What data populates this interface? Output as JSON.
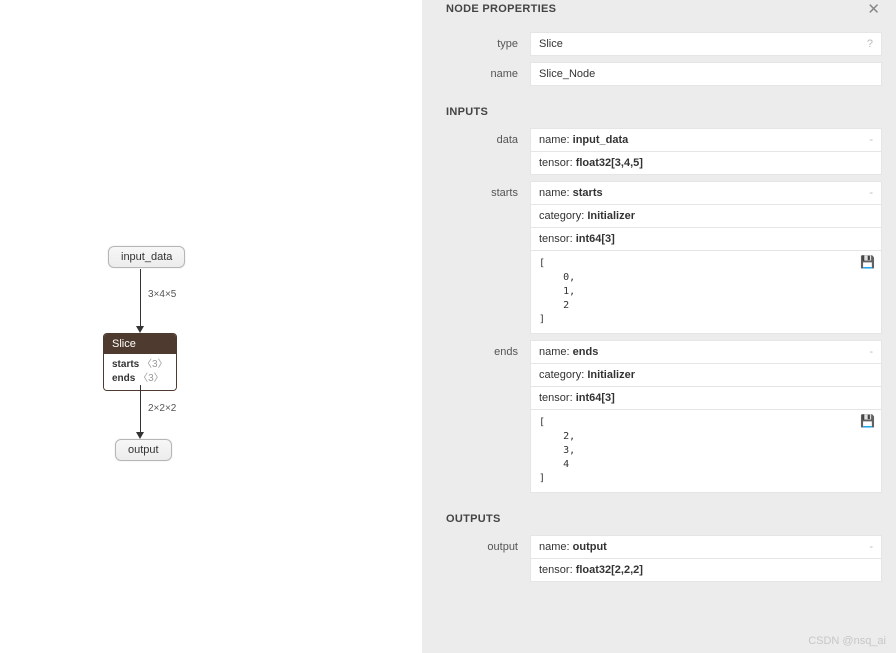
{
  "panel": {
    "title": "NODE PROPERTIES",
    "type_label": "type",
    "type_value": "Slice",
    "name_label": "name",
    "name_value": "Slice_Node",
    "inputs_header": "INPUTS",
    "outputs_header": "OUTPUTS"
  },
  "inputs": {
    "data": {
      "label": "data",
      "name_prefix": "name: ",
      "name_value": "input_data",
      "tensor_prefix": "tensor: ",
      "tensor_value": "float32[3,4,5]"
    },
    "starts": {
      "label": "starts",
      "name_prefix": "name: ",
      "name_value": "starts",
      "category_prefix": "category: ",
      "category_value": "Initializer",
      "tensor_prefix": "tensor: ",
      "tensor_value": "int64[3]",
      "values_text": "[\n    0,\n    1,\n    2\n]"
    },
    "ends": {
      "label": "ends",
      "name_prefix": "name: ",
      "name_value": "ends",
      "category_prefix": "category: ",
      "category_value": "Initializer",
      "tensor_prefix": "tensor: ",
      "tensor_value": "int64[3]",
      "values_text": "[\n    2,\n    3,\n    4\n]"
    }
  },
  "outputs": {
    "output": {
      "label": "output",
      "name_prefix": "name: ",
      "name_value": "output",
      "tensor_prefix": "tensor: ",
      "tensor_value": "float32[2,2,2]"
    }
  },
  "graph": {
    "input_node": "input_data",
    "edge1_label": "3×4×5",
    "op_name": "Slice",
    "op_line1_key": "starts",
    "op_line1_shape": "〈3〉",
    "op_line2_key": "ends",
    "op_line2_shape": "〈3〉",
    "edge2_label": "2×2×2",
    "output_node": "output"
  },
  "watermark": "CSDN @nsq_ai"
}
# # # # # # #
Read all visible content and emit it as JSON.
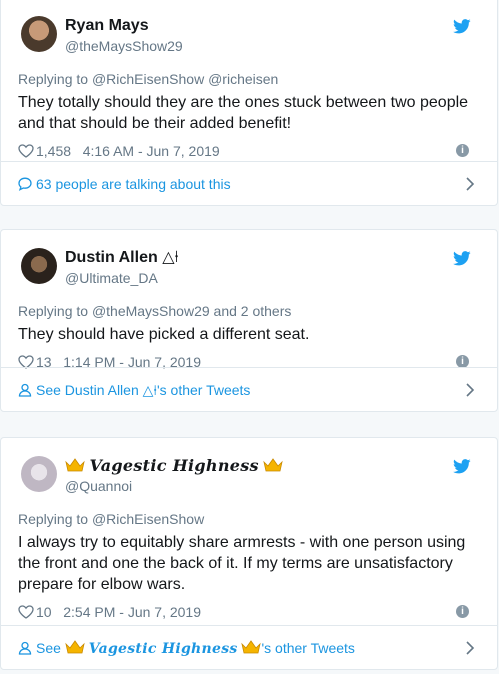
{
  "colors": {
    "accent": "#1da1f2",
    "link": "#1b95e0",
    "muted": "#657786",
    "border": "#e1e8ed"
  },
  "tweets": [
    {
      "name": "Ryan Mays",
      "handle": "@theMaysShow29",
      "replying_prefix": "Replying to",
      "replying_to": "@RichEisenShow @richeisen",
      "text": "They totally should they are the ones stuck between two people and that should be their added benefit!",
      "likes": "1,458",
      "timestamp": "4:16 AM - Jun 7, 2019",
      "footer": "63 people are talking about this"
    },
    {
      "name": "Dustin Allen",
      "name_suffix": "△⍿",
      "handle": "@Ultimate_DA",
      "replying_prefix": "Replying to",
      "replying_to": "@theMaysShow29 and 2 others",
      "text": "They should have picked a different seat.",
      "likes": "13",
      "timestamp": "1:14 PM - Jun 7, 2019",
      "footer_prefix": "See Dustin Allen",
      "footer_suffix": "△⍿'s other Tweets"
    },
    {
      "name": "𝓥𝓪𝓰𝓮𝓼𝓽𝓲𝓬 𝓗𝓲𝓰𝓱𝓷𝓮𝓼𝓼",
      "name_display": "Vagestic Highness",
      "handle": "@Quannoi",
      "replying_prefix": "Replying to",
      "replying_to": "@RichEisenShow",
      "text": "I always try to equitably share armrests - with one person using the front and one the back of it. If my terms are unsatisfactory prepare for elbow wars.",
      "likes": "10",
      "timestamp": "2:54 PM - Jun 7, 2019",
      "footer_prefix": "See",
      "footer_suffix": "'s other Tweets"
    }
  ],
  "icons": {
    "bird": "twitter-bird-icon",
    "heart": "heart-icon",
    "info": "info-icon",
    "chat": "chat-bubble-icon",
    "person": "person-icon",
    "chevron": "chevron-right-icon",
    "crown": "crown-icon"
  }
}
# # # # # # #
§ GIVEN INSTRUCTION:
From the records, copy every line that has the string "person" in it.

§ FULL RESPONSE:
      "text": "I always try to equitably share armrests - with one person using the front and one the back of it. If my terms are unsatisfactory prepare for elbow wars.",
    "person": "person-icon",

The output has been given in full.